Transcribe every entry word for word, leaving out all images.

— begin Provided entries —

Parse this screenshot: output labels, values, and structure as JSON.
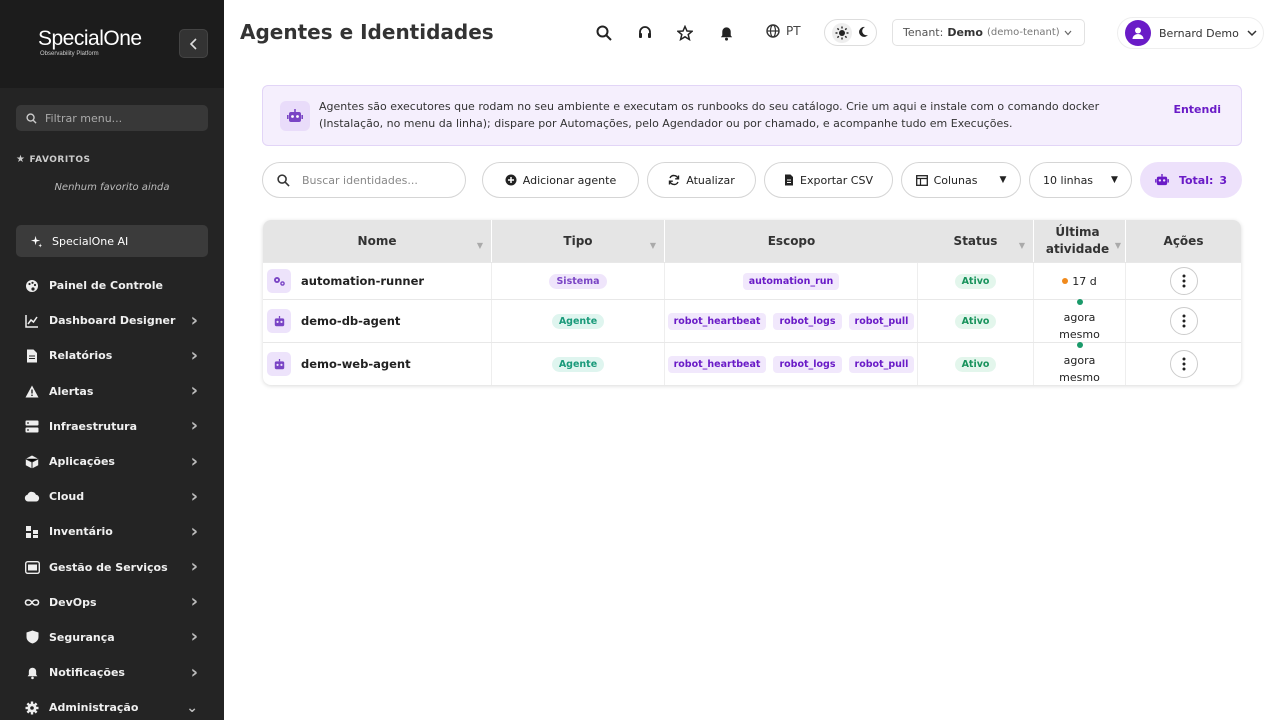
{
  "sidebar": {
    "logo": {
      "main": "SpecialOne",
      "sub": "Observability Platform"
    },
    "search_placeholder": "Filtrar menu...",
    "favorites_title": "FAVORITOS",
    "favorites_empty": "Nenhum favorito ainda",
    "ai_label": "SpecialOne AI",
    "items": [
      {
        "label": "Painel de Controle",
        "icon": "palette-icon",
        "chevron": ""
      },
      {
        "label": "Dashboard Designer",
        "icon": "chart-line-icon",
        "chevron": "›"
      },
      {
        "label": "Relatórios",
        "icon": "document-icon",
        "chevron": "›"
      },
      {
        "label": "Alertas",
        "icon": "warning-icon",
        "chevron": "›"
      },
      {
        "label": "Infraestrutura",
        "icon": "server-icon",
        "chevron": "›"
      },
      {
        "label": "Aplicações",
        "icon": "box-icon",
        "chevron": "›"
      },
      {
        "label": "Cloud",
        "icon": "cloud-icon",
        "chevron": "›"
      },
      {
        "label": "Inventário",
        "icon": "inventory-icon",
        "chevron": "›"
      },
      {
        "label": "Gestão de Serviços",
        "icon": "service-icon",
        "chevron": "›"
      },
      {
        "label": "DevOps",
        "icon": "infinity-icon",
        "chevron": "›"
      },
      {
        "label": "Segurança",
        "icon": "shield-icon",
        "chevron": "›"
      },
      {
        "label": "Notificações",
        "icon": "bell-icon",
        "chevron": "›"
      },
      {
        "label": "Administração",
        "icon": "gear-icon",
        "chevron": "⌄"
      }
    ]
  },
  "header": {
    "title": "Agentes e Identidades",
    "language": "PT",
    "tenant_label": "Tenant:",
    "tenant_value": "Demo",
    "tenant_slug": "(demo-tenant)",
    "user_name": "Bernard Demo"
  },
  "banner": {
    "text": "Agentes são executores que rodam no seu ambiente e executam os runbooks do seu catálogo. Crie um aqui e instale com o comando docker (Instalação, no menu da linha); dispare por Automações, pelo Agendador ou por chamado, e acompanhe tudo em Execuções.",
    "dismiss": "Entendi"
  },
  "toolbar": {
    "search_placeholder": "Buscar identidades...",
    "add_agent": "Adicionar agente",
    "refresh": "Atualizar",
    "export_csv": "Exportar CSV",
    "columns": "Colunas",
    "rows": "10 linhas",
    "total_label": "Total:",
    "total_value": "3"
  },
  "table": {
    "headers": {
      "name": "Nome",
      "type": "Tipo",
      "scope": "Escopo",
      "status": "Status",
      "last_activity": "Última atividade",
      "actions": "Ações"
    },
    "rows": [
      {
        "name": "automation-runner",
        "type": "Sistema",
        "scopes": [
          "automation_run"
        ],
        "status": "Ativo",
        "activity": "17 d",
        "activity_color": "#f08a1c"
      },
      {
        "name": "demo-db-agent",
        "type": "Agente",
        "scopes": [
          "robot_heartbeat",
          "robot_logs",
          "robot_pull"
        ],
        "status": "Ativo",
        "activity": "agora mesmo",
        "activity_color": "#1a9a6a"
      },
      {
        "name": "demo-web-agent",
        "type": "Agente",
        "scopes": [
          "robot_heartbeat",
          "robot_logs",
          "robot_pull"
        ],
        "status": "Ativo",
        "activity": "agora mesmo",
        "activity_color": "#1a9a6a"
      }
    ]
  },
  "colors": {
    "accent": "#6a1bc7",
    "sidebar": "#242424",
    "active_green": "#18935c"
  }
}
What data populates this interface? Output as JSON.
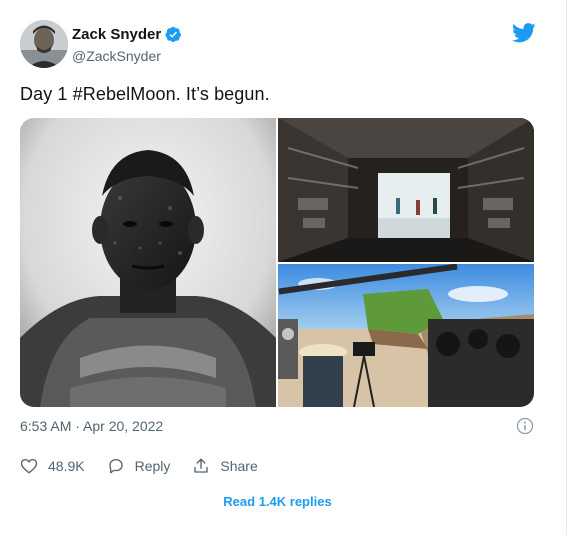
{
  "author": {
    "name": "Zack Snyder",
    "handle": "@ZackSnyder",
    "verified": true,
    "avatar_icon": "profile-photo"
  },
  "brand": {
    "icon": "twitter-bird-icon",
    "color": "#1d9bf0"
  },
  "tweet": {
    "text": "Day 1 #RebelMoon. It’s begun.",
    "timestamp": "6:53 AM · Apr 20, 2022"
  },
  "media": {
    "count": 3,
    "items": [
      "photo-portrait-warrior",
      "photo-spaceship-hangar",
      "photo-desert-film-set"
    ]
  },
  "actions": {
    "likes_count": "48.9K",
    "reply_label": "Reply",
    "share_label": "Share"
  },
  "footer": {
    "replies_link": "Read 1.4K replies"
  },
  "colors": {
    "text_primary": "#0f1419",
    "text_secondary": "#536471",
    "accent": "#1d9bf0"
  }
}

— end Provided entries —

*Solved exercise*:
Parse this screenshot: output labels, values, and structure as JSON.
{
  "sidebar": {
    "logo": {
      "main": "SpecialOne",
      "sub": "Observability Platform"
    },
    "search_placeholder": "Filtrar menu...",
    "favorites_title": "FAVORITOS",
    "favorites_empty": "Nenhum favorito ainda",
    "ai_label": "SpecialOne AI",
    "items": [
      {
        "label": "Painel de Controle",
        "icon": "palette-icon",
        "chevron": ""
      },
      {
        "label": "Dashboard Designer",
        "icon": "chart-line-icon",
        "chevron": "›"
      },
      {
        "label": "Relatórios",
        "icon": "document-icon",
        "chevron": "›"
      },
      {
        "label": "Alertas",
        "icon": "warning-icon",
        "chevron": "›"
      },
      {
        "label": "Infraestrutura",
        "icon": "server-icon",
        "chevron": "›"
      },
      {
        "label": "Aplicações",
        "icon": "box-icon",
        "chevron": "›"
      },
      {
        "label": "Cloud",
        "icon": "cloud-icon",
        "chevron": "›"
      },
      {
        "label": "Inventário",
        "icon": "inventory-icon",
        "chevron": "›"
      },
      {
        "label": "Gestão de Serviços",
        "icon": "service-icon",
        "chevron": "›"
      },
      {
        "label": "DevOps",
        "icon": "infinity-icon",
        "chevron": "›"
      },
      {
        "label": "Segurança",
        "icon": "shield-icon",
        "chevron": "›"
      },
      {
        "label": "Notificações",
        "icon": "bell-icon",
        "chevron": "›"
      },
      {
        "label": "Administração",
        "icon": "gear-icon",
        "chevron": "⌄"
      }
    ]
  },
  "header": {
    "title": "Agentes e Identidades",
    "language": "PT",
    "tenant_label": "Tenant:",
    "tenant_value": "Demo",
    "tenant_slug": "(demo-tenant)",
    "user_name": "Bernard Demo"
  },
  "banner": {
    "text": "Agentes são executores que rodam no seu ambiente e executam os runbooks do seu catálogo. Crie um aqui e instale com o comando docker (Instalação, no menu da linha); dispare por Automações, pelo Agendador ou por chamado, e acompanhe tudo em Execuções.",
    "dismiss": "Entendi"
  },
  "toolbar": {
    "search_placeholder": "Buscar identidades...",
    "add_agent": "Adicionar agente",
    "refresh": "Atualizar",
    "export_csv": "Exportar CSV",
    "columns": "Colunas",
    "rows": "10 linhas",
    "total_label": "Total:",
    "total_value": "3"
  },
  "table": {
    "headers": {
      "name": "Nome",
      "type": "Tipo",
      "scope": "Escopo",
      "status": "Status",
      "last_activity": "Última atividade",
      "actions": "Ações"
    },
    "rows": [
      {
        "name": "automation-runner",
        "type": "Sistema",
        "scopes": [
          "automation_run"
        ],
        "status": "Ativo",
        "activity": "17 d",
        "activity_color": "#f08a1c"
      },
      {
        "name": "demo-db-agent",
        "type": "Agente",
        "scopes": [
          "robot_heartbeat",
          "robot_logs",
          "robot_pull"
        ],
        "status": "Ativo",
        "activity": "agora mesmo",
        "activity_color": "#1a9a6a"
      },
      {
        "name": "demo-web-agent",
        "type": "Agente",
        "scopes": [
          "robot_heartbeat",
          "robot_logs",
          "robot_pull"
        ],
        "status": "Ativo",
        "activity": "agora mesmo",
        "activity_color": "#1a9a6a"
      }
    ]
  },
  "colors": {
    "accent": "#6a1bc7",
    "sidebar": "#242424",
    "active_green": "#18935c"
  }
}
What data populates this interface? Output as JSON.
{
  "author": {
    "name": "Zack Snyder",
    "handle": "@ZackSnyder",
    "verified": true,
    "avatar_icon": "profile-photo"
  },
  "brand": {
    "icon": "twitter-bird-icon",
    "color": "#1d9bf0"
  },
  "tweet": {
    "text": "Day 1 #RebelMoon. It’s begun.",
    "timestamp": "6:53 AM · Apr 20, 2022"
  },
  "media": {
    "count": 3,
    "items": [
      "photo-portrait-warrior",
      "photo-spaceship-hangar",
      "photo-desert-film-set"
    ]
  },
  "actions": {
    "likes_count": "48.9K",
    "reply_label": "Reply",
    "share_label": "Share"
  },
  "footer": {
    "replies_link": "Read 1.4K replies"
  },
  "colors": {
    "text_primary": "#0f1419",
    "text_secondary": "#536471",
    "accent": "#1d9bf0"
  }
}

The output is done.